■ Problem to work on ■
Set down each entry from the block beneath, exactly as written.

■ Records provided ■
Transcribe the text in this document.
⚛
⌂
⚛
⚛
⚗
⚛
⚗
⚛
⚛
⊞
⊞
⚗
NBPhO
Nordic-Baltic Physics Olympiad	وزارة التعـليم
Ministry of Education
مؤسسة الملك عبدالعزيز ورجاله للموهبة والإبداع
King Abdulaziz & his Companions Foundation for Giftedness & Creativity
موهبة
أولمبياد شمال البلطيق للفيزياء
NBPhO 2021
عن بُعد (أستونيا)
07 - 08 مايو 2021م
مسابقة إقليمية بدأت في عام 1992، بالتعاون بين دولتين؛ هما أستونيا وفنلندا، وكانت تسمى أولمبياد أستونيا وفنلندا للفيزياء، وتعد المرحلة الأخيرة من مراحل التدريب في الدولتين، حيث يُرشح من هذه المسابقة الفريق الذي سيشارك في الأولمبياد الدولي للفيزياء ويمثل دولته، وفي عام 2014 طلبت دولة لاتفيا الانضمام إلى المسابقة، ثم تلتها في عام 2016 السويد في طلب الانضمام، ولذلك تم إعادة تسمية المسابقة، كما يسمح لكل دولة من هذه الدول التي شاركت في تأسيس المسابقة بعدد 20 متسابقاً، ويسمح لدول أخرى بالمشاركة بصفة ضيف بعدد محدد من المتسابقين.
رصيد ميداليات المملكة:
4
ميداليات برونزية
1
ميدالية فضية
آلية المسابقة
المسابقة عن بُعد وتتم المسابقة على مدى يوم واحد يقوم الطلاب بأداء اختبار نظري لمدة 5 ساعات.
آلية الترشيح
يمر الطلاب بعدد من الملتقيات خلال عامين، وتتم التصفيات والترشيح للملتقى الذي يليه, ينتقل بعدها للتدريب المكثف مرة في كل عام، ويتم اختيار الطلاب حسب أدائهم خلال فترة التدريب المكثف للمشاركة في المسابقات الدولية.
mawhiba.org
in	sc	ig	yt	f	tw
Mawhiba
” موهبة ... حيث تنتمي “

■ Solved problem ■
Transcribe the text in this document.
⚛
⌂
⚛
⚛
⚗
⚛
⚗
⚛
⚛
⊞
⊞
⚗
NBPhO
Nordic-Baltic Physics Olympiad	وزارة التعـليم
Ministry of Education
مؤسسة الملك عبدالعزيز ورجاله للموهبة والإبداع
King Abdulaziz & his Companions Foundation for Giftedness & Creativity
موهبة
أولمبياد شمال البلطيق للفيزياء
NBPhO 2021
عن بُعد (أستونيا)
07 - 08 مايو 2021م
مسابقة إقليمية بدأت في عام 1992، بالتعاون بين دولتين؛ هما أستونيا وفنلندا، وكانت تسمى أولمبياد أستونيا وفنلندا للفيزياء، وتعد المرحلة الأخيرة من مراحل التدريب في الدولتين، حيث يُرشح من هذه المسابقة الفريق الذي سيشارك في الأولمبياد الدولي للفيزياء ويمثل دولته، وفي عام 2014 طلبت دولة لاتفيا الانضمام إلى المسابقة، ثم تلتها في عام 2016 السويد في طلب الانضمام، ولذلك تم إعادة تسمية المسابقة، كما يسمح لكل دولة من هذه الدول التي شاركت في تأسيس المسابقة بعدد 20 متسابقاً، ويسمح لدول أخرى بالمشاركة بصفة ضيف بعدد محدد من المتسابقين.
رصيد ميداليات المملكة:
4
ميداليات برونزية
1
ميدالية فضية
آلية المسابقة
المسابقة عن بُعد وتتم المسابقة على مدى يوم واحد يقوم الطلاب بأداء اختبار نظري لمدة 5 ساعات.
آلية الترشيح
يمر الطلاب بعدد من الملتقيات خلال عامين، وتتم التصفيات والترشيح للملتقى الذي يليه, ينتقل بعدها للتدريب المكثف مرة في كل عام، ويتم اختيار الطلاب حسب أدائهم خلال فترة التدريب المكثف للمشاركة في المسابقات الدولية.
mawhiba.org
in	sc	ig	yt	f	tw
Mawhiba
” موهبة ... حيث تنتمي “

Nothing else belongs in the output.